* START *
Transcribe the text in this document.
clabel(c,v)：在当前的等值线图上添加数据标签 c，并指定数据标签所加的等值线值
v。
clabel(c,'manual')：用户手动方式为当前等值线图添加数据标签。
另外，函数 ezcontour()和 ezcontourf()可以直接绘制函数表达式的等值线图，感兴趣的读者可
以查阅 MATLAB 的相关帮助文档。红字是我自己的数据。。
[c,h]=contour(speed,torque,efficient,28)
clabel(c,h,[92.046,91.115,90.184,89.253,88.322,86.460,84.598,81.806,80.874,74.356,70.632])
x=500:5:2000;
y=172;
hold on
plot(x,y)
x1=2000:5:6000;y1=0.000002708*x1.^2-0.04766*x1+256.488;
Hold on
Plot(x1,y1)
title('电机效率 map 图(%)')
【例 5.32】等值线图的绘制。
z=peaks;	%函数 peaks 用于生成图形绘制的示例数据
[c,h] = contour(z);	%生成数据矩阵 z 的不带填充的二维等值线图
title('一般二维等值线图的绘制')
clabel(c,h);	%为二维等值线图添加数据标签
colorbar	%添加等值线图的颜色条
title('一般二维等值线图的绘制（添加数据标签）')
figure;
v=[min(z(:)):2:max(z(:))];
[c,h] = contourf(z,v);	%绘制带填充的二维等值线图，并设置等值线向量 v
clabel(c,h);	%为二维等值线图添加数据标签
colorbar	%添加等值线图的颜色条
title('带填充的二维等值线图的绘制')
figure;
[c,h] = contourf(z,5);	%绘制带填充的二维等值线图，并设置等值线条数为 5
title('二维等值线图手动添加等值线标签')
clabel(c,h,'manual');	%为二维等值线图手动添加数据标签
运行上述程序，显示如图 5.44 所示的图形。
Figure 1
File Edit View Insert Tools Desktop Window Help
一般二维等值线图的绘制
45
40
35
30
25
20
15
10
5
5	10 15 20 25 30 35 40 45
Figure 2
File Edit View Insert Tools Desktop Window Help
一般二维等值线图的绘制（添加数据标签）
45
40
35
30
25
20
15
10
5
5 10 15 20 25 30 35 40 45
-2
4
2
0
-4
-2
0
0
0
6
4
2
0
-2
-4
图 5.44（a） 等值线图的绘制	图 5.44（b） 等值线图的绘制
* END *
» **Brief**: Would you restate each of the entries word for word?

» **Task output**:
Transcribe the text in this document.
clabel(c,v)：在当前的等值线图上添加数据标签 c，并指定数据标签所加的等值线值
v。
clabel(c,'manual')：用户手动方式为当前等值线图添加数据标签。
另外，函数 ezcontour()和 ezcontourf()可以直接绘制函数表达式的等值线图，感兴趣的读者可
以查阅 MATLAB 的相关帮助文档。红字是我自己的数据。。
[c,h]=contour(speed,torque,efficient,28)
clabel(c,h,[92.046,91.115,90.184,89.253,88.322,86.460,84.598,81.806,80.874,74.356,70.632])
x=500:5:2000;
y=172;
hold on
plot(x,y)
x1=2000:5:6000;y1=0.000002708*x1.^2-0.04766*x1+256.488;
Hold on
Plot(x1,y1)
title('电机效率 map 图(%)')
【例 5.32】等值线图的绘制。
z=peaks;	%函数 peaks 用于生成图形绘制的示例数据
[c,h] = contour(z);	%生成数据矩阵 z 的不带填充的二维等值线图
title('一般二维等值线图的绘制')
clabel(c,h);	%为二维等值线图添加数据标签
colorbar	%添加等值线图的颜色条
title('一般二维等值线图的绘制（添加数据标签）')
figure;
v=[min(z(:)):2:max(z(:))];
[c,h] = contourf(z,v);	%绘制带填充的二维等值线图，并设置等值线向量 v
clabel(c,h);	%为二维等值线图添加数据标签
colorbar	%添加等值线图的颜色条
title('带填充的二维等值线图的绘制')
figure;
[c,h] = contourf(z,5);	%绘制带填充的二维等值线图，并设置等值线条数为 5
title('二维等值线图手动添加等值线标签')
clabel(c,h,'manual');	%为二维等值线图手动添加数据标签
运行上述程序，显示如图 5.44 所示的图形。
Figure 1
File Edit View Insert Tools Desktop Window Help
一般二维等值线图的绘制
45
40
35
30
25
20
15
10
5
5	10 15 20 25 30 35 40 45
Figure 2
File Edit View Insert Tools Desktop Window Help
一般二维等值线图的绘制（添加数据标签）
45
40
35
30
25
20
15
10
5
5 10 15 20 25 30 35 40 45
-2
4
2
0
-4
-2
0
0
0
6
4
2
0
-2
-4
图 5.44（a） 等值线图的绘制	图 5.44（b） 等值线图的绘制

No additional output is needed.